> [Input records]:
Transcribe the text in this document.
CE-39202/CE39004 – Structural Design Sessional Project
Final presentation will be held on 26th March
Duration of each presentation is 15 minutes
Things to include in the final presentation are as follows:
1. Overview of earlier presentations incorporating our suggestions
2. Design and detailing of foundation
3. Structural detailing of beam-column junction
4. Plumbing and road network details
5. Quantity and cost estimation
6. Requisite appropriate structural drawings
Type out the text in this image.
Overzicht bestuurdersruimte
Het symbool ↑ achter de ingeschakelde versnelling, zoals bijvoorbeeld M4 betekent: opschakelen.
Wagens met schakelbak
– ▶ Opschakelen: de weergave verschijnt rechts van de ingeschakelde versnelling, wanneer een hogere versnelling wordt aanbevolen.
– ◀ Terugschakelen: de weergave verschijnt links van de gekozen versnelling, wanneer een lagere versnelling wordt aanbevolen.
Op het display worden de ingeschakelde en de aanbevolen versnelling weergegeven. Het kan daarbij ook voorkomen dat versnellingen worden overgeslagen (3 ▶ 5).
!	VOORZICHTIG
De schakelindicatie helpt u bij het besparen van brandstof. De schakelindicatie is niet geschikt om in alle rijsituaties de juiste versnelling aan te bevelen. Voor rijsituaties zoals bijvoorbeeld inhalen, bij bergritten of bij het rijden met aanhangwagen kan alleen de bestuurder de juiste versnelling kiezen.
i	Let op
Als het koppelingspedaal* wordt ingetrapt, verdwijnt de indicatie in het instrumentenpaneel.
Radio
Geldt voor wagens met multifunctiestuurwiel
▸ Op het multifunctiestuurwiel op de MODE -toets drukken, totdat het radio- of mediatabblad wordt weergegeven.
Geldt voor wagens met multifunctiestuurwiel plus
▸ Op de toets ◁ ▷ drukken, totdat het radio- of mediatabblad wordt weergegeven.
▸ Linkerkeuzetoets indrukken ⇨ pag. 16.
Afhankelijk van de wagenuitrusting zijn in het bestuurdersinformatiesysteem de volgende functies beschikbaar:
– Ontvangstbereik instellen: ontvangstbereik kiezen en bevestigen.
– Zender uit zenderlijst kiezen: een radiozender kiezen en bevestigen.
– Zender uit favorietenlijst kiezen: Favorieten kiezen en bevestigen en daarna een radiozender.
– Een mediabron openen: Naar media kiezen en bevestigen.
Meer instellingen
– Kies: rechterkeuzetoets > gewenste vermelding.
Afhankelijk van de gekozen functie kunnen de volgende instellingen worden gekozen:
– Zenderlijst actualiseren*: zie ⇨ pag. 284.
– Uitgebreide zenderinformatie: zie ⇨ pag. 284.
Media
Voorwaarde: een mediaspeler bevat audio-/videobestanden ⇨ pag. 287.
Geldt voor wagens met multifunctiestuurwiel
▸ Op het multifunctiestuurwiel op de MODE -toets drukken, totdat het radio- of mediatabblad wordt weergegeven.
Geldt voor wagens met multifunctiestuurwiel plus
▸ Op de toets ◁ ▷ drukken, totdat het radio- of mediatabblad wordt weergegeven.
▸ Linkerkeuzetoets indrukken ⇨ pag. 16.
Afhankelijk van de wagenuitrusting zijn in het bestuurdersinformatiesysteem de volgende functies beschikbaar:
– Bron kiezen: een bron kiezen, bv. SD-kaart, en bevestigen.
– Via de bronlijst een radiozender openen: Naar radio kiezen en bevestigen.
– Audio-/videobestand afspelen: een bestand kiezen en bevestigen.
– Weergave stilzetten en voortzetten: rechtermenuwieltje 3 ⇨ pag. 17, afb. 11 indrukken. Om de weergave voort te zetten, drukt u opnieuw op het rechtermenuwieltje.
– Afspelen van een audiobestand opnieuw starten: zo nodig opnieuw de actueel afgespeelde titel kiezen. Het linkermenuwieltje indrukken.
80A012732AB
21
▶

> [Stated problem]:
Copy all the records above precisely.

> [Solved problem]:
Transcribe the text in this document.
CE-39202/CE39004 – Structural Design Sessional Project
Final presentation will be held on 26th March
Duration of each presentation is 15 minutes
Things to include in the final presentation are as follows:
1. Overview of earlier presentations incorporating our suggestions
2. Design and detailing of foundation
3. Structural detailing of beam-column junction
4. Plumbing and road network details
5. Quantity and cost estimation
6. Requisite appropriate structural drawings
Type out the text in this image.
Overzicht bestuurdersruimte
Het symbool ↑ achter de ingeschakelde versnelling, zoals bijvoorbeeld M4 betekent: opschakelen.
Wagens met schakelbak
– ▶ Opschakelen: de weergave verschijnt rechts van de ingeschakelde versnelling, wanneer een hogere versnelling wordt aanbevolen.
– ◀ Terugschakelen: de weergave verschijnt links van de gekozen versnelling, wanneer een lagere versnelling wordt aanbevolen.
Op het display worden de ingeschakelde en de aanbevolen versnelling weergegeven. Het kan daarbij ook voorkomen dat versnellingen worden overgeslagen (3 ▶ 5).
!	VOORZICHTIG
De schakelindicatie helpt u bij het besparen van brandstof. De schakelindicatie is niet geschikt om in alle rijsituaties de juiste versnelling aan te bevelen. Voor rijsituaties zoals bijvoorbeeld inhalen, bij bergritten of bij het rijden met aanhangwagen kan alleen de bestuurder de juiste versnelling kiezen.
i	Let op
Als het koppelingspedaal* wordt ingetrapt, verdwijnt de indicatie in het instrumentenpaneel.
Radio
Geldt voor wagens met multifunctiestuurwiel
▸ Op het multifunctiestuurwiel op de MODE -toets drukken, totdat het radio- of mediatabblad wordt weergegeven.
Geldt voor wagens met multifunctiestuurwiel plus
▸ Op de toets ◁ ▷ drukken, totdat het radio- of mediatabblad wordt weergegeven.
▸ Linkerkeuzetoets indrukken ⇨ pag. 16.
Afhankelijk van de wagenuitrusting zijn in het bestuurdersinformatiesysteem de volgende functies beschikbaar:
– Ontvangstbereik instellen: ontvangstbereik kiezen en bevestigen.
– Zender uit zenderlijst kiezen: een radiozender kiezen en bevestigen.
– Zender uit favorietenlijst kiezen: Favorieten kiezen en bevestigen en daarna een radiozender.
– Een mediabron openen: Naar media kiezen en bevestigen.
Meer instellingen
– Kies: rechterkeuzetoets > gewenste vermelding.
Afhankelijk van de gekozen functie kunnen de volgende instellingen worden gekozen:
– Zenderlijst actualiseren*: zie ⇨ pag. 284.
– Uitgebreide zenderinformatie: zie ⇨ pag. 284.
Media
Voorwaarde: een mediaspeler bevat audio-/videobestanden ⇨ pag. 287.
Geldt voor wagens met multifunctiestuurwiel
▸ Op het multifunctiestuurwiel op de MODE -toets drukken, totdat het radio- of mediatabblad wordt weergegeven.
Geldt voor wagens met multifunctiestuurwiel plus
▸ Op de toets ◁ ▷ drukken, totdat het radio- of mediatabblad wordt weergegeven.
▸ Linkerkeuzetoets indrukken ⇨ pag. 16.
Afhankelijk van de wagenuitrusting zijn in het bestuurdersinformatiesysteem de volgende functies beschikbaar:
– Bron kiezen: een bron kiezen, bv. SD-kaart, en bevestigen.
– Via de bronlijst een radiozender openen: Naar radio kiezen en bevestigen.
– Audio-/videobestand afspelen: een bestand kiezen en bevestigen.
– Weergave stilzetten en voortzetten: rechtermenuwieltje 3 ⇨ pag. 17, afb. 11 indrukken. Om de weergave voort te zetten, drukt u opnieuw op het rechtermenuwieltje.
– Afspelen van een audiobestand opnieuw starten: zo nodig opnieuw de actueel afgespeelde titel kiezen. Het linkermenuwieltje indrukken.
80A012732AB
21
▶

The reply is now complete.